'''
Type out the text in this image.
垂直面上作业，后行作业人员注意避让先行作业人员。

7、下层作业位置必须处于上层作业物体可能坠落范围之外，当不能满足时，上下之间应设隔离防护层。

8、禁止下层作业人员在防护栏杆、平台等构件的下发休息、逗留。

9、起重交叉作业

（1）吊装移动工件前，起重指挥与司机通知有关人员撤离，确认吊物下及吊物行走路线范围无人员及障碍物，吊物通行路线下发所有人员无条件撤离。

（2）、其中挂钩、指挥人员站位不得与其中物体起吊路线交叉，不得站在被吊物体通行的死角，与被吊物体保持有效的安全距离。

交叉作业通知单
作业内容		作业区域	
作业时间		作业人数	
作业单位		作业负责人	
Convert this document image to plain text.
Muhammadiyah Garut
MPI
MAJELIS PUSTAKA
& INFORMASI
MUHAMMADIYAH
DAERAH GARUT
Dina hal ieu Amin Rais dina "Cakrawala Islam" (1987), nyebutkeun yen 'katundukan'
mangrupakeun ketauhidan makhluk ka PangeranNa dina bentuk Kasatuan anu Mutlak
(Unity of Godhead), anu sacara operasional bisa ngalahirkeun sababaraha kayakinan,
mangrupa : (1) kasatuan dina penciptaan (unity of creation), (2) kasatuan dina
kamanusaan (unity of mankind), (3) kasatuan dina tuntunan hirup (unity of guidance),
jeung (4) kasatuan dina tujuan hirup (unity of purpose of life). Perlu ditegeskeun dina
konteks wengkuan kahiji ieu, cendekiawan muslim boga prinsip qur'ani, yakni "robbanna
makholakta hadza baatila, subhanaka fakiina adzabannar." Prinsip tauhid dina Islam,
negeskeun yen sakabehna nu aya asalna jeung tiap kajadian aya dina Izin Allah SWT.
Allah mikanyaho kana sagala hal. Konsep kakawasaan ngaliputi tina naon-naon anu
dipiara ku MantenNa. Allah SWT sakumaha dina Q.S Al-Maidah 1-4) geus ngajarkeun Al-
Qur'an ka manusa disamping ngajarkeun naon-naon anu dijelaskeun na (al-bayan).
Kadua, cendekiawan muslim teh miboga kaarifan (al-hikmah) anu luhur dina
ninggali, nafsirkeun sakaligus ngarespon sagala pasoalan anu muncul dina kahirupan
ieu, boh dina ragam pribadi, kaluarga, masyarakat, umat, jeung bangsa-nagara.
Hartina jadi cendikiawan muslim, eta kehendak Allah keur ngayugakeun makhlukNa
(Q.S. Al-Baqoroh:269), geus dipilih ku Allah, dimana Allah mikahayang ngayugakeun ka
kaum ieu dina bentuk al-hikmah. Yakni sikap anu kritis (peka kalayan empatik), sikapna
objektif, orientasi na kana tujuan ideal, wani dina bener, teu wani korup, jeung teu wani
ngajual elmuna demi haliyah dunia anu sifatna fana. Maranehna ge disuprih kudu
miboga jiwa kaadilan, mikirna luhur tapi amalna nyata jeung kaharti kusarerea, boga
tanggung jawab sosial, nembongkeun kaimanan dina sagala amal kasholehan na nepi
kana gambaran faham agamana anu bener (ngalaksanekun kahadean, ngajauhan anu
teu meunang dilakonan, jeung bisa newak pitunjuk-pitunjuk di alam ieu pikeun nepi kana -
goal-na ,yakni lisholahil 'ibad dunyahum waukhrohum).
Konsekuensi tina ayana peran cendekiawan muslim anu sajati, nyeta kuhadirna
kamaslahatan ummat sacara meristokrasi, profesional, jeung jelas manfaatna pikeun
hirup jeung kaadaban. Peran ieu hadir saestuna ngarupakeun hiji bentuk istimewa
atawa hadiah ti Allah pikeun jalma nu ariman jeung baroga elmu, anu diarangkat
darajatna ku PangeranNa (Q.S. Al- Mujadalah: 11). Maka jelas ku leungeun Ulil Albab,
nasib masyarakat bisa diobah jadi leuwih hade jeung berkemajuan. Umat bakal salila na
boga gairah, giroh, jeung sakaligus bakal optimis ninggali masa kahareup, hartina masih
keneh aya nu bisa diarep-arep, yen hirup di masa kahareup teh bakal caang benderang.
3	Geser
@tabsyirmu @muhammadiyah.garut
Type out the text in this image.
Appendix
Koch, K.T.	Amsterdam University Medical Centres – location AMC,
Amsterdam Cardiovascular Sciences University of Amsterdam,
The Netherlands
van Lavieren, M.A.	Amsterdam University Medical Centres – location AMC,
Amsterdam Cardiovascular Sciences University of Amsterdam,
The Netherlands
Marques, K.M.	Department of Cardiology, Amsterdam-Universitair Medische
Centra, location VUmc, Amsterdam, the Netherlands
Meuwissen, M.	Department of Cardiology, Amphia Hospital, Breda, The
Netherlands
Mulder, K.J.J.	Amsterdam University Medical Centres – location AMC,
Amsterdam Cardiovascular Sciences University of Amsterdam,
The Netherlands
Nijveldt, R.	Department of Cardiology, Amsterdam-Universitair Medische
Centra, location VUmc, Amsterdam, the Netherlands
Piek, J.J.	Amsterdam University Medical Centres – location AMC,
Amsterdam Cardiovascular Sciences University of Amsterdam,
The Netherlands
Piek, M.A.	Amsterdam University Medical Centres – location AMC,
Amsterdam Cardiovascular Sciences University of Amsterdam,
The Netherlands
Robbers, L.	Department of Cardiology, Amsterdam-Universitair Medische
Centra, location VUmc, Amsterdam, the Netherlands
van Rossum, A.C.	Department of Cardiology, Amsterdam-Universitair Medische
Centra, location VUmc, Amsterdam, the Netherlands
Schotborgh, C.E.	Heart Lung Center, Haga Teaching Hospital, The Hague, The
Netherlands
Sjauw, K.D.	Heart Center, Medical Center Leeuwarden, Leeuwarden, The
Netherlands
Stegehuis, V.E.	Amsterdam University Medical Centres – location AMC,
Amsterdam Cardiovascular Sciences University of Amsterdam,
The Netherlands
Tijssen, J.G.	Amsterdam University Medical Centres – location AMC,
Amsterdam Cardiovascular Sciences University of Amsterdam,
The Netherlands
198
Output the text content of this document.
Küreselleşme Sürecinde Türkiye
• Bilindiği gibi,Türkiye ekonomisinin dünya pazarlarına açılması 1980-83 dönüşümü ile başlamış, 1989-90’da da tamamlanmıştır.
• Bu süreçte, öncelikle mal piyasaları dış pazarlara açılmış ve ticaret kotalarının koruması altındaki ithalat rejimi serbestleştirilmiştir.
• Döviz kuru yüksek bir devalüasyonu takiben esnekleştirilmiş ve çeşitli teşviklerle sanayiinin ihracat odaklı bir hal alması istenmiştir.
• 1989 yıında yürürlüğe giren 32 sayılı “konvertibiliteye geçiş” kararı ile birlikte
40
'''
Pick out, from the lines above, every one that contains the string "geus".

Correct output –
dipiara ku MantenNa. Allah SWT sakumaha dina Q.S Al-Maidah 1-4) geus ngajarkeun Al-
(Q.S. Al-Baqoroh:269), geus dipilih ku Allah, dimana Allah mikahayang ngayugakeun ka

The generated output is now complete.